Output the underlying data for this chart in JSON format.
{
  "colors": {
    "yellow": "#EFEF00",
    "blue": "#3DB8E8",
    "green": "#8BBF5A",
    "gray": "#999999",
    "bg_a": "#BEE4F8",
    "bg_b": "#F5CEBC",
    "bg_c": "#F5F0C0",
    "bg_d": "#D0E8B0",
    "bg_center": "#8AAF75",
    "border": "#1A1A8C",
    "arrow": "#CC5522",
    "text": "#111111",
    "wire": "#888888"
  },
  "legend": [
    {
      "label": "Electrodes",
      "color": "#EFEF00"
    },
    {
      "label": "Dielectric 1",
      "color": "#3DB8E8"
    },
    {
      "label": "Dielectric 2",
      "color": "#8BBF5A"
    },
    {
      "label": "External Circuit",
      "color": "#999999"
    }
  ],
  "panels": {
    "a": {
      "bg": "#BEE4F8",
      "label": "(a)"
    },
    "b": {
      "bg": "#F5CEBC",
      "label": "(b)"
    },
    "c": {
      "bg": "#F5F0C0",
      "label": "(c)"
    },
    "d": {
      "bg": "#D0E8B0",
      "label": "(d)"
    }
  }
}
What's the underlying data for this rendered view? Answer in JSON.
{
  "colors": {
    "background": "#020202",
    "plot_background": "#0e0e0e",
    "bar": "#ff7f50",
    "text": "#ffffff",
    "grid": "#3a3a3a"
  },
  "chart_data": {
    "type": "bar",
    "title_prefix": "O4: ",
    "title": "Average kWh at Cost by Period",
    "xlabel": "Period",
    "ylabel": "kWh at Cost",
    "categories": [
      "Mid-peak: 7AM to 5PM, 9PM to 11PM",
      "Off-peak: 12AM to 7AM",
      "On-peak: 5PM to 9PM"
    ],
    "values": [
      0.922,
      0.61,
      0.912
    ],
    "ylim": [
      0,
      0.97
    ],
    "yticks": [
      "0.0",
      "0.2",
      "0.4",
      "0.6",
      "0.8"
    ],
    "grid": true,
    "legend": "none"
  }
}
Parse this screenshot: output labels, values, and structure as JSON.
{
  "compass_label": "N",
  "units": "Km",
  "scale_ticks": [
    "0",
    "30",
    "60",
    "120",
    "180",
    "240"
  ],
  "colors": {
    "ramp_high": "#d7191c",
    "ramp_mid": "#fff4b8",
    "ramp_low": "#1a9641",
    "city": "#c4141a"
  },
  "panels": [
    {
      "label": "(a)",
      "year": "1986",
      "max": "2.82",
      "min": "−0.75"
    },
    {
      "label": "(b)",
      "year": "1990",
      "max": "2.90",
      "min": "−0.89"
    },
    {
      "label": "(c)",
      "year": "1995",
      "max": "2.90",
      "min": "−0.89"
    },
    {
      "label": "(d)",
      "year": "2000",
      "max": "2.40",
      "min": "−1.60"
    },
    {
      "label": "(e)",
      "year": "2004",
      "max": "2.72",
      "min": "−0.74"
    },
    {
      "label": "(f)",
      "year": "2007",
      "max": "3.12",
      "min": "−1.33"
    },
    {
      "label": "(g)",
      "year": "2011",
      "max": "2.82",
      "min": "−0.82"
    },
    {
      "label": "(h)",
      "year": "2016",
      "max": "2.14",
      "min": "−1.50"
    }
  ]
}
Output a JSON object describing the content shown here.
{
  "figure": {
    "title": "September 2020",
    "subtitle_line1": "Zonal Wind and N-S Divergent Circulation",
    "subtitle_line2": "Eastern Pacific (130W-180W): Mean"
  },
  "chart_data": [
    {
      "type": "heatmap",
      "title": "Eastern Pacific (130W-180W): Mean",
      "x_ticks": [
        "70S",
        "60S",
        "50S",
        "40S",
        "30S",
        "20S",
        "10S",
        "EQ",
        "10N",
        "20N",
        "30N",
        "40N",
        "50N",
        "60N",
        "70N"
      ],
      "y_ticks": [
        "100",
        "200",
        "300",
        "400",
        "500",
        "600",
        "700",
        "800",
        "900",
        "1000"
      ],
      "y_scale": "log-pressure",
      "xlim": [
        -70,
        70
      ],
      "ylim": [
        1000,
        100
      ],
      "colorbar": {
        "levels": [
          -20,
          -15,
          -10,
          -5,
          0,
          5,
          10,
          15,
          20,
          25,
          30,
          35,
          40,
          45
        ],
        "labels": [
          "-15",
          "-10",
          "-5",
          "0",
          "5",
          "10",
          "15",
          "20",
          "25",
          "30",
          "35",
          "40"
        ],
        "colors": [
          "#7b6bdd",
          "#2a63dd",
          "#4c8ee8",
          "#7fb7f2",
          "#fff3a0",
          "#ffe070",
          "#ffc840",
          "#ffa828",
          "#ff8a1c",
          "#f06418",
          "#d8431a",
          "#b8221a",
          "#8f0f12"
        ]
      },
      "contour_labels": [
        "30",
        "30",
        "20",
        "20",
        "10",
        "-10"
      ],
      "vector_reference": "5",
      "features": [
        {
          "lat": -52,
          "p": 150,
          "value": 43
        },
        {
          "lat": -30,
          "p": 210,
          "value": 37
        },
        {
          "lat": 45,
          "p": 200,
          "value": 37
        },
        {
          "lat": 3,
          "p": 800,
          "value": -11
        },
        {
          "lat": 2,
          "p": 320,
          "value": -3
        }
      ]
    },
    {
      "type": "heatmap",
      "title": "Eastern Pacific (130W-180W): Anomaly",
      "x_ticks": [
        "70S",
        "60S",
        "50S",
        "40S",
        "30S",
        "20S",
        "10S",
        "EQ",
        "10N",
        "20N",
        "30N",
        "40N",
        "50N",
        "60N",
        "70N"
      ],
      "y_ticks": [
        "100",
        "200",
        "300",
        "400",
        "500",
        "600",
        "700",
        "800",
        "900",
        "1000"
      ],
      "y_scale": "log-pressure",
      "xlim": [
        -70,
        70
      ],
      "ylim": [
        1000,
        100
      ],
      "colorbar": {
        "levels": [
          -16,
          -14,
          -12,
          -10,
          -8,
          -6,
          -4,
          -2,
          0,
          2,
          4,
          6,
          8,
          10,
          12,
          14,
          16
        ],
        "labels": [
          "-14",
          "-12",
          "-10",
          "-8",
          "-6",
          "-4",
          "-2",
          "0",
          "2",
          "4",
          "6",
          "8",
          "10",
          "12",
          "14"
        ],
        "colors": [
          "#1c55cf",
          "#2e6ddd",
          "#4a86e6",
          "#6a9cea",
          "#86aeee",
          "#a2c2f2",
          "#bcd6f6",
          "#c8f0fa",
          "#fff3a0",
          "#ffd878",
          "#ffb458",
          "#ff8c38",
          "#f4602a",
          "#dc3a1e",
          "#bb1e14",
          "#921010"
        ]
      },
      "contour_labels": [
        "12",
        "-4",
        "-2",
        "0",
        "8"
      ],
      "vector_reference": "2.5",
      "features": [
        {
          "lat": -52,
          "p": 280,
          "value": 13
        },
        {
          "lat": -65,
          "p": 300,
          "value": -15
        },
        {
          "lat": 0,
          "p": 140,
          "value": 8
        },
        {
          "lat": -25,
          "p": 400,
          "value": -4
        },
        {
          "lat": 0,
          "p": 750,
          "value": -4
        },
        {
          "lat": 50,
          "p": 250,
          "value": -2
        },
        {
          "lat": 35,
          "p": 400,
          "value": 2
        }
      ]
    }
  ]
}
──────────
**YOUR INSTRUCTIONS:** Each line that has the word "Cost" should be copied.

**RESULT OF THIS EXERCISE:**
    "title": "Average kWh at Cost by Period",
    "ylabel": "kWh at Cost",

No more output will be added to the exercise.